Material to process
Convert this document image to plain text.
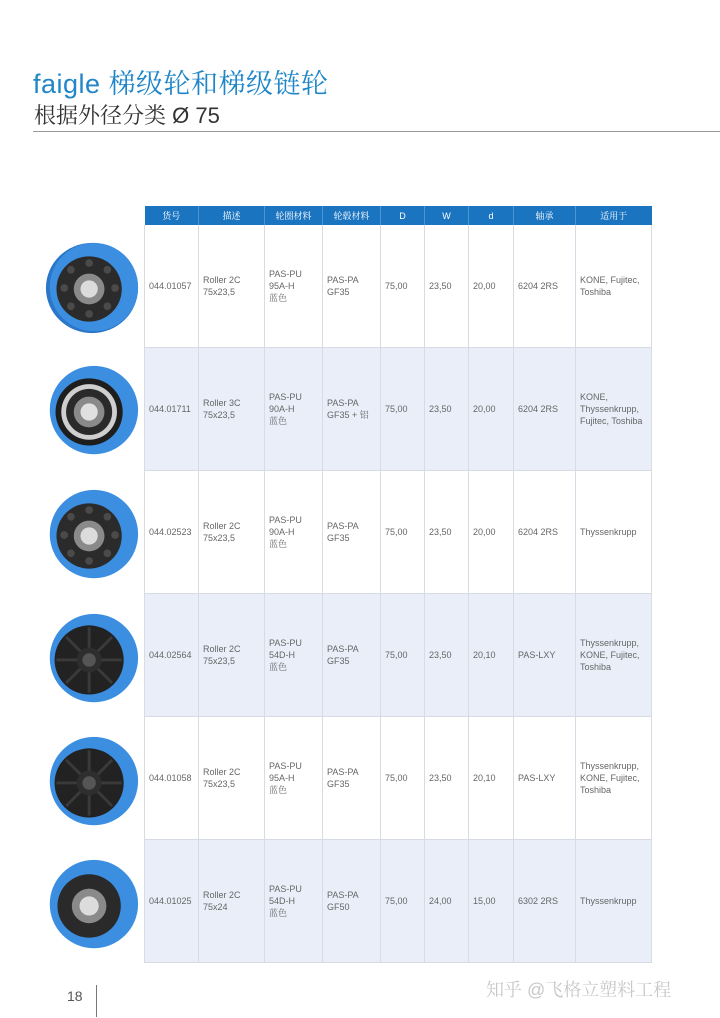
faigle 梯级轮和梯级链轮
根据外径分类 Ø 75
货号	描述	轮圈材料	轮毂材料	D	W	d	轴承	适用于
044.01057	Roller 2C
75x23,5	PAS-PU
95A-H
蓝色	PAS-PA
GF35	75,00	23,50	20,00	6204 2RS	KONE, Fujitec,
Toshiba
044.01711	Roller 3C
75x23,5	PAS-PU
90A-H
蓝色	PAS-PA
GF35 + 铝	75,00	23,50	20,00	6204 2RS	KONE,
Thyssenkrupp,
Fujitec, Toshiba
044.02523	Roller 2C
75x23,5	PAS-PU
90A-H
蓝色	PAS-PA
GF35	75,00	23,50	20,00	6204 2RS	Thyssenkrupp
044.02564	Roller 2C
75x23,5	PAS-PU
54D-H
蓝色	PAS-PA
GF35	75,00	23,50	20,10	PAS-LXY	Thyssenkrupp,
KONE, Fujitec,
Toshiba
044.01058	Roller 2C
75x23,5	PAS-PU
95A-H
蓝色	PAS-PA
GF35	75,00	23,50	20,10	PAS-LXY	Thyssenkrupp,
KONE, Fujitec,
Toshiba
044.01025	Roller 2C
75x24	PAS-PU
54D-H
蓝色	PAS-PA
GF50	75,00	24,00	15,00	6302 2RS	Thyssenkrupp
18	知乎 @飞格立塑料工程
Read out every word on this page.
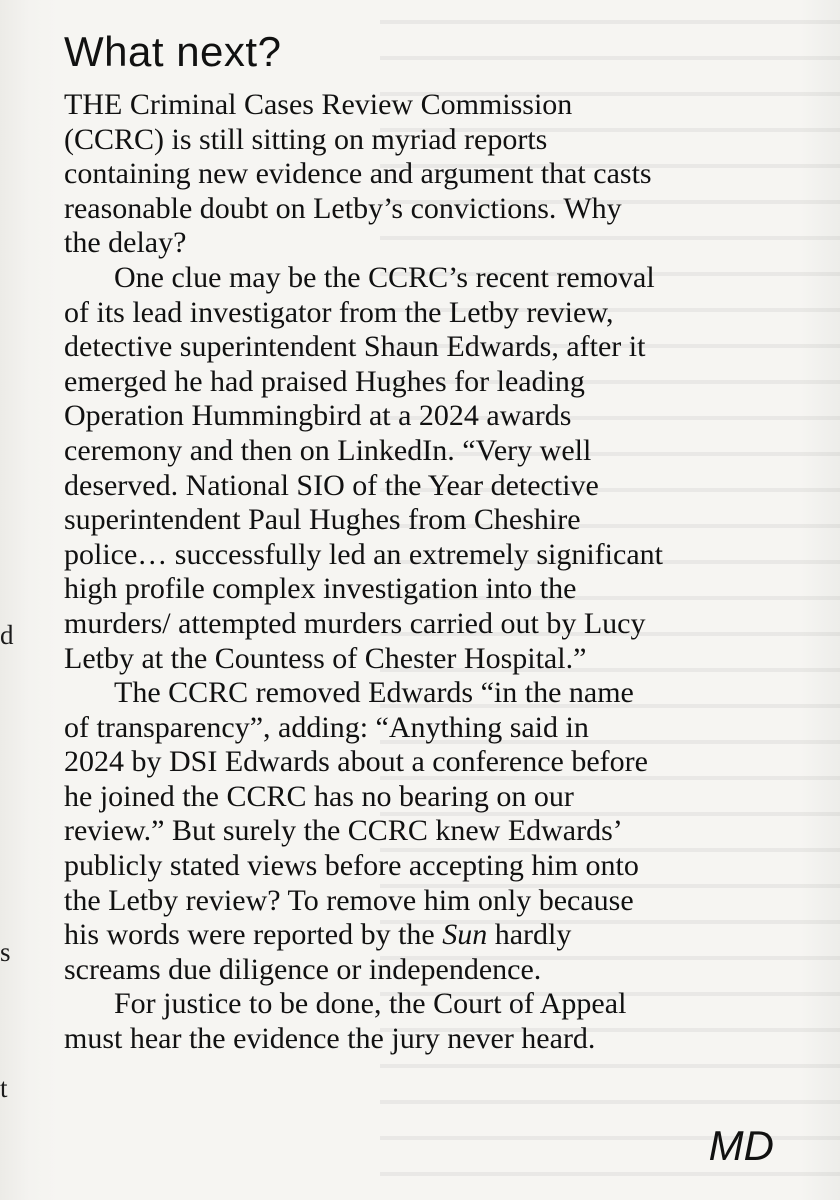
d
s
t
What next?

THE Criminal Cases Review Commission
(CCRC) is still sitting on myriad reports
containing new evidence and argument that casts
reasonable doubt on Letby’s convictions. Why
the delay?

One clue may be the CCRC’s recent removal
of its lead investigator from the Letby review,
detective superintendent Shaun Edwards, after it
emerged he had praised Hughes for leading
Operation Hummingbird at a 2024 awards
ceremony and then on LinkedIn. “Very well
deserved. National SIO of the Year detective
superintendent Paul Hughes from Cheshire
police… successfully led an extremely significant
high profile complex investigation into the
murders/ attempted murders carried out by Lucy
Letby at the Countess of Chester Hospital.”

The CCRC removed Edwards “in the name
of transparency”, adding: “Anything said in
2024 by DSI Edwards about a conference before
he joined the CCRC has no bearing on our
review.” But surely the CCRC knew Edwards’
publicly stated views before accepting him onto
the Letby review? To remove him only because
his words were reported by the Sun hardly
screams due diligence or independence.

For justice to be done, the Court of Appeal
must hear the evidence the jury never heard.

MD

Task description
Check each line above for the string "evidence", then copy the ones that have it.

Response
containing new evidence and argument that casts
must hear the evidence the jury never heard.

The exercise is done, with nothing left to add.